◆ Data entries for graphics
++++

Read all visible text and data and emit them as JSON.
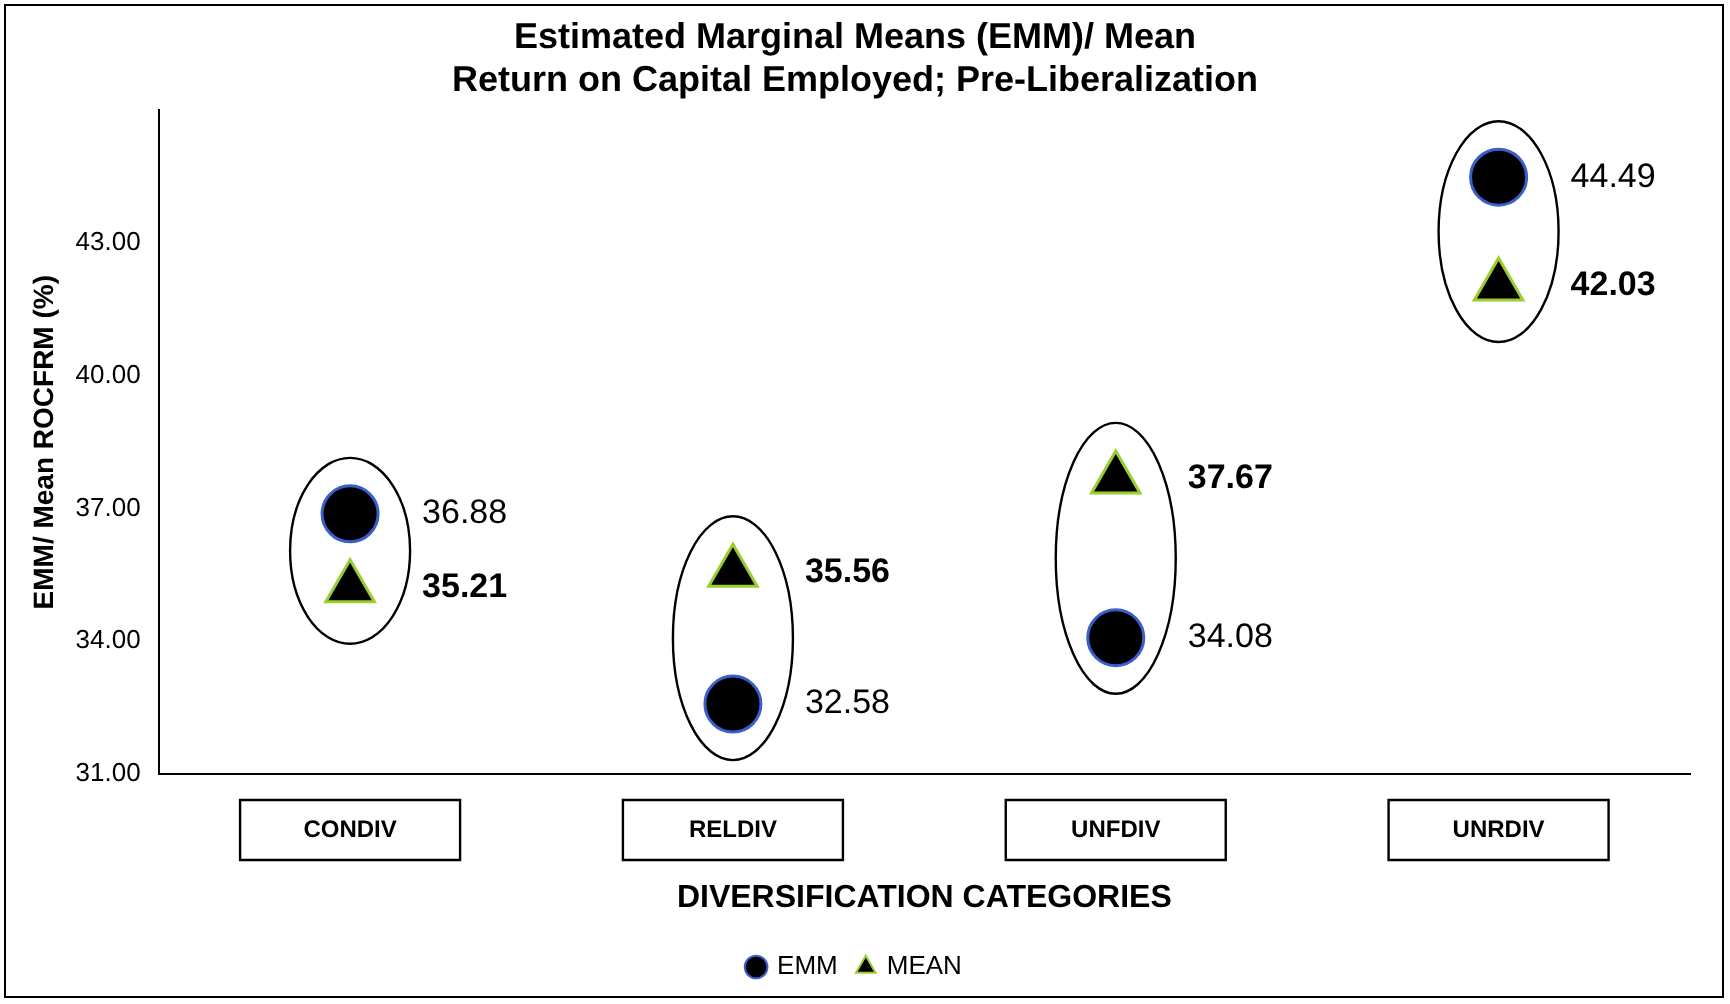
{
  "chart_data": {
    "type": "scatter",
    "title": "Estimated Marginal Means (EMM)/ Mean Return on Capital Employed; Pre-Liberalization",
    "xlabel": "DIVERSIFICATION CATEGORIES",
    "ylabel": "EMM/ Mean ROCFRM (%)",
    "categories": [
      "CONDIV",
      "RELDIV",
      "UNFDIV",
      "UNRDIV"
    ],
    "series": [
      {
        "name": "EMM",
        "color": "#000000",
        "marker": "circle",
        "values": [
          36.88,
          32.58,
          34.08,
          44.49
        ]
      },
      {
        "name": "MEAN",
        "color": "#000000",
        "marker": "triangle",
        "values": [
          35.21,
          35.56,
          37.67,
          42.03
        ]
      }
    ],
    "ylim": [
      31,
      46
    ],
    "yticks": [
      {
        "value": 31,
        "label": "31.00"
      },
      {
        "value": 34,
        "label": "34.00"
      },
      {
        "value": 37,
        "label": "37.00"
      },
      {
        "value": 40,
        "label": "40.00"
      },
      {
        "value": 43,
        "label": "43.00"
      }
    ],
    "data_labels": true,
    "grid": false,
    "legend": "bottom"
  }
}
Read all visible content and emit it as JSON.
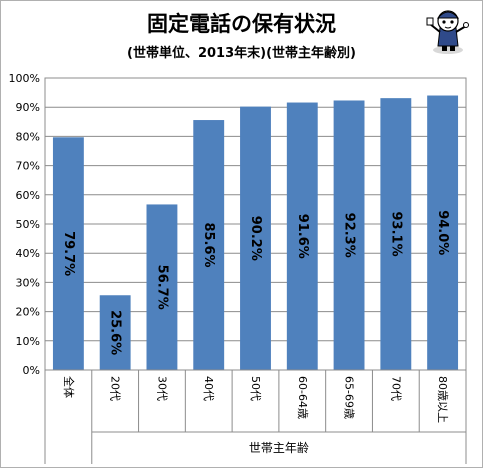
{
  "chart_data": {
    "type": "bar",
    "title": "固定電話の保有状況",
    "subtitle": "(世帯単位、2013年末)(世帯主年齢別)",
    "categories": [
      "全体",
      "20代",
      "30代",
      "40代",
      "50代",
      "60-64歳",
      "65-69歳",
      "70代",
      "80歳以上"
    ],
    "values": [
      79.7,
      25.6,
      56.7,
      85.6,
      90.2,
      91.6,
      92.3,
      93.1,
      94.0
    ],
    "value_labels": [
      "79.7%",
      "25.6%",
      "56.7%",
      "85.6%",
      "90.2%",
      "91.6%",
      "92.3%",
      "93.1%",
      "94.0%"
    ],
    "y_ticks": [
      "0%",
      "10%",
      "20%",
      "30%",
      "40%",
      "50%",
      "60%",
      "70%",
      "80%",
      "90%",
      "100%"
    ],
    "ylim": [
      0,
      100
    ],
    "xlabel": "",
    "x_group_label": "世帯主年齢",
    "ylabel": "",
    "grid": true,
    "bar_color": "#4f81bd"
  }
}
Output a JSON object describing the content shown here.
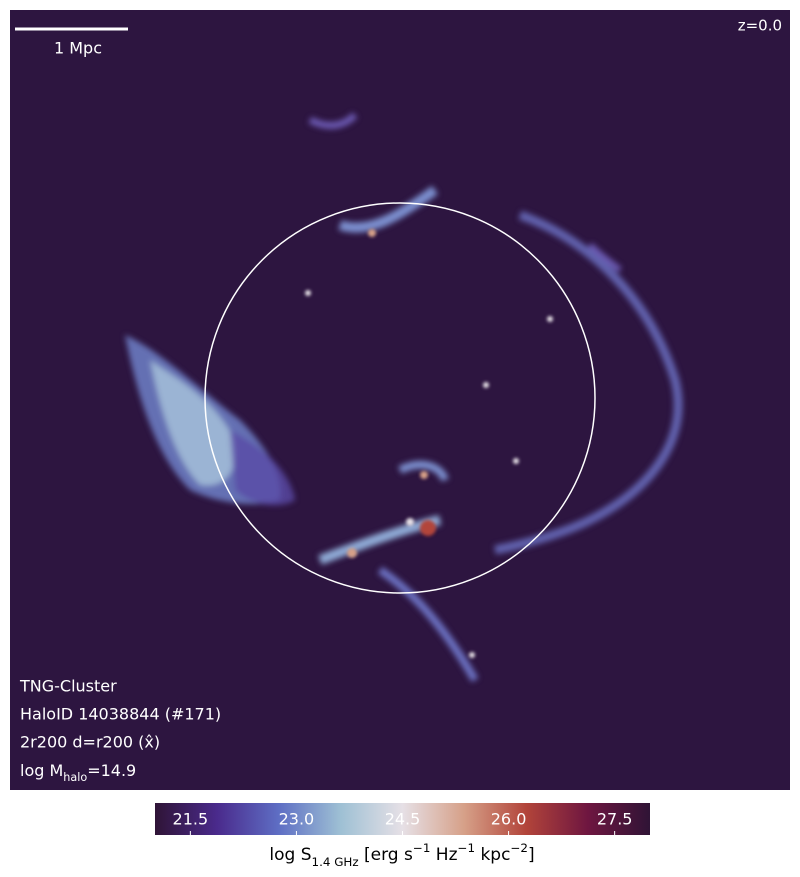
{
  "chart_data": {
    "type": "image",
    "scale_bar_label": "1 Mpc",
    "redshift_label": "z=0.0",
    "info_lines": [
      "TNG-Cluster",
      "HaloID 14038844 (#171)",
      "2r200 d=r200 (x̂)"
    ],
    "mass_label": [
      "log M",
      "halo",
      "=14.9"
    ],
    "colorbar": {
      "label": [
        "log S",
        "1.4 GHz",
        " [erg s",
        "−1",
        " Hz",
        "−1",
        " kpc",
        "−2",
        "]"
      ],
      "lim": [
        21,
        28
      ],
      "ticks": [
        21.5,
        {
          "value": 23,
          "label": "23.0"
        },
        24.5,
        {
          "value": 26,
          "label": "26.0"
        },
        27.5
      ],
      "colormap": [
        "#2f1436",
        "#4a2a8c",
        "#5e6ec4",
        "#9ec0d4",
        "#e6e0e6",
        "#d6a088",
        "#b2443a",
        "#6e1640",
        "#2f1436"
      ]
    }
  }
}
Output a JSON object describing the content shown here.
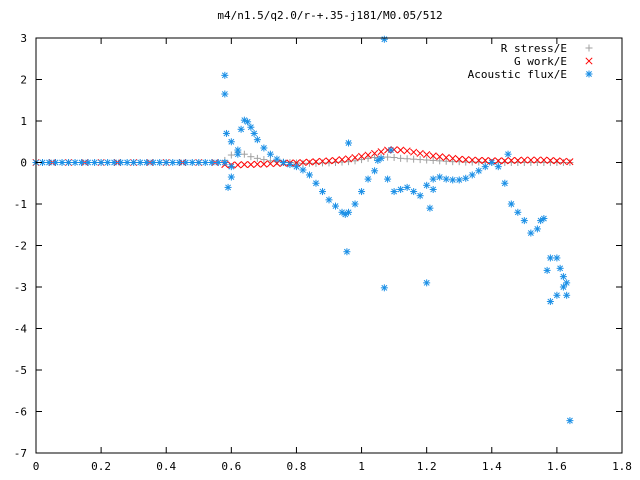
{
  "chart_data": {
    "type": "scatter",
    "title": "m4/n1.5/q2.0/r-+.35-j181/M0.05/512",
    "xlabel": "",
    "ylabel": "",
    "xlim": [
      0,
      1.8
    ],
    "ylim": [
      -7,
      3
    ],
    "x_ticks": [
      0,
      0.2,
      0.4,
      0.6,
      0.8,
      1,
      1.2,
      1.4,
      1.6,
      1.8
    ],
    "x_tick_labels": [
      "0",
      "0.2",
      "0.4",
      "0.6",
      "0.8",
      "1",
      "1.2",
      "1.4",
      "1.6",
      "1.8"
    ],
    "y_ticks": [
      -7,
      -6,
      -5,
      -4,
      -3,
      -2,
      -1,
      0,
      1,
      2,
      3
    ],
    "y_tick_labels": [
      "-7",
      "-6",
      "-5",
      "-4",
      "-3",
      "-2",
      "-1",
      "0",
      "1",
      "2",
      "3"
    ],
    "grid": false,
    "legend_position": "top-right",
    "series": [
      {
        "name": "R stress/E",
        "marker": "plus",
        "color": "#a0a0a0",
        "x": [
          0.58,
          0.6,
          0.62,
          0.64,
          0.66,
          0.68,
          0.7,
          0.72,
          0.74,
          0.76,
          0.78,
          0.8,
          0.82,
          0.84,
          0.86,
          0.88,
          0.9,
          0.92,
          0.94,
          0.96,
          0.98,
          1.0,
          1.02,
          1.04,
          1.06,
          1.08,
          1.1,
          1.12,
          1.14,
          1.16,
          1.18,
          1.2,
          1.22,
          1.24,
          1.26,
          1.28,
          1.3,
          1.32,
          1.34,
          1.36,
          1.38,
          1.4,
          1.42,
          1.44,
          1.46,
          1.48,
          1.5,
          1.52,
          1.54,
          1.56,
          1.58,
          1.6,
          1.62,
          1.64
        ],
        "y": [
          0.05,
          0.18,
          0.25,
          0.2,
          0.14,
          0.1,
          0.07,
          0.04,
          0.02,
          0.01,
          0.0,
          -0.01,
          -0.02,
          -0.02,
          -0.02,
          -0.01,
          -0.01,
          0.0,
          0.01,
          0.02,
          0.04,
          0.07,
          0.1,
          0.12,
          0.13,
          0.13,
          0.12,
          0.1,
          0.09,
          0.08,
          0.07,
          0.06,
          0.05,
          0.04,
          0.03,
          0.02,
          0.02,
          0.01,
          0.01,
          0.01,
          0.0,
          0.0,
          0.0,
          0.0,
          0.0,
          0.0,
          0.0,
          0.0,
          0.0,
          0.0,
          0.0,
          0.0,
          0.0,
          0.0
        ]
      },
      {
        "name": "G work/E",
        "marker": "cross",
        "color": "#ff0000",
        "x": [
          0,
          0.05,
          0.1,
          0.15,
          0.2,
          0.25,
          0.3,
          0.35,
          0.4,
          0.45,
          0.5,
          0.55,
          0.58,
          0.6,
          0.62,
          0.64,
          0.66,
          0.68,
          0.7,
          0.72,
          0.74,
          0.76,
          0.78,
          0.8,
          0.82,
          0.84,
          0.86,
          0.88,
          0.9,
          0.92,
          0.94,
          0.96,
          0.98,
          1.0,
          1.02,
          1.04,
          1.06,
          1.08,
          1.1,
          1.12,
          1.14,
          1.16,
          1.18,
          1.2,
          1.22,
          1.24,
          1.26,
          1.28,
          1.3,
          1.32,
          1.34,
          1.36,
          1.38,
          1.4,
          1.42,
          1.44,
          1.46,
          1.48,
          1.5,
          1.52,
          1.54,
          1.56,
          1.58,
          1.6,
          1.62,
          1.64
        ],
        "y": [
          0,
          0,
          0,
          0,
          0,
          0,
          0,
          0,
          0,
          0,
          0,
          0,
          -0.05,
          -0.06,
          -0.06,
          -0.05,
          -0.05,
          -0.04,
          -0.04,
          -0.03,
          -0.02,
          -0.02,
          -0.01,
          -0.01,
          0.0,
          0.01,
          0.02,
          0.03,
          0.04,
          0.05,
          0.07,
          0.09,
          0.12,
          0.15,
          0.18,
          0.22,
          0.26,
          0.3,
          0.31,
          0.3,
          0.28,
          0.25,
          0.22,
          0.19,
          0.16,
          0.14,
          0.12,
          0.1,
          0.08,
          0.07,
          0.06,
          0.05,
          0.05,
          0.04,
          0.04,
          0.04,
          0.05,
          0.05,
          0.06,
          0.06,
          0.06,
          0.06,
          0.05,
          0.04,
          0.03,
          0.02
        ]
      },
      {
        "name": "Acoustic flux/E",
        "marker": "star",
        "color": "#1a8fe6",
        "x": [
          0,
          0.02,
          0.04,
          0.06,
          0.08,
          0.1,
          0.12,
          0.14,
          0.16,
          0.18,
          0.2,
          0.22,
          0.24,
          0.26,
          0.28,
          0.3,
          0.32,
          0.34,
          0.36,
          0.38,
          0.4,
          0.42,
          0.44,
          0.46,
          0.48,
          0.5,
          0.52,
          0.54,
          0.56,
          0.58,
          0.6,
          0.62,
          0.63,
          0.64,
          0.65,
          0.66,
          0.67,
          0.68,
          0.7,
          0.72,
          0.74,
          0.76,
          0.78,
          0.8,
          0.82,
          0.84,
          0.86,
          0.88,
          0.9,
          0.92,
          0.94,
          0.95,
          0.96,
          0.98,
          1.0,
          1.02,
          1.04,
          1.05,
          1.06,
          1.08,
          1.1,
          1.12,
          1.14,
          1.16,
          1.18,
          1.2,
          1.22,
          1.24,
          1.26,
          1.28,
          1.3,
          1.32,
          1.34,
          1.36,
          1.38,
          1.4,
          1.42,
          1.44,
          1.46,
          1.48,
          1.5,
          1.52,
          1.54,
          1.56,
          1.58,
          1.6,
          1.62,
          0.58,
          0.58,
          0.585,
          0.59,
          0.6,
          0.6,
          0.62,
          0.96,
          0.955,
          1.07,
          1.07,
          1.09,
          1.2,
          1.21,
          1.22,
          1.45,
          1.55,
          1.57,
          1.58,
          1.6,
          1.61,
          1.62,
          1.63,
          1.64,
          1.63
        ],
        "y": [
          0,
          0,
          0,
          0,
          0,
          0,
          0,
          0,
          0,
          0,
          0,
          0,
          0,
          0,
          0,
          0,
          0,
          0,
          0,
          0,
          0,
          0,
          0,
          0,
          0,
          0,
          0,
          0,
          0,
          0.0,
          -0.1,
          0.3,
          0.8,
          1.02,
          0.98,
          0.85,
          0.7,
          0.55,
          0.35,
          0.2,
          0.08,
          0.0,
          -0.05,
          -0.1,
          -0.18,
          -0.3,
          -0.5,
          -0.7,
          -0.9,
          -1.05,
          -1.2,
          -1.25,
          -1.2,
          -1.0,
          -0.7,
          -0.4,
          -0.2,
          0.05,
          0.1,
          -0.4,
          -0.7,
          -0.65,
          -0.6,
          -0.7,
          -0.8,
          -0.55,
          -0.4,
          -0.35,
          -0.4,
          -0.42,
          -0.42,
          -0.38,
          -0.3,
          -0.2,
          -0.1,
          0.0,
          -0.1,
          -0.5,
          -1.0,
          -1.2,
          -1.4,
          -1.7,
          -1.6,
          -1.35,
          -2.3,
          -3.2,
          -3.0,
          2.1,
          1.65,
          0.7,
          -0.6,
          -0.35,
          0.5,
          0.2,
          0.47,
          -2.15,
          2.97,
          -3.02,
          0.3,
          -2.9,
          -1.1,
          -0.65,
          0.2,
          -1.4,
          -2.6,
          -3.35,
          -2.3,
          -2.55,
          -2.75,
          -3.2,
          -6.22,
          -2.9
        ]
      }
    ]
  }
}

++++

◆ Description of the task
Determine how many lines of the records above contain the word "name", and report only that number.

◆ Complete response
5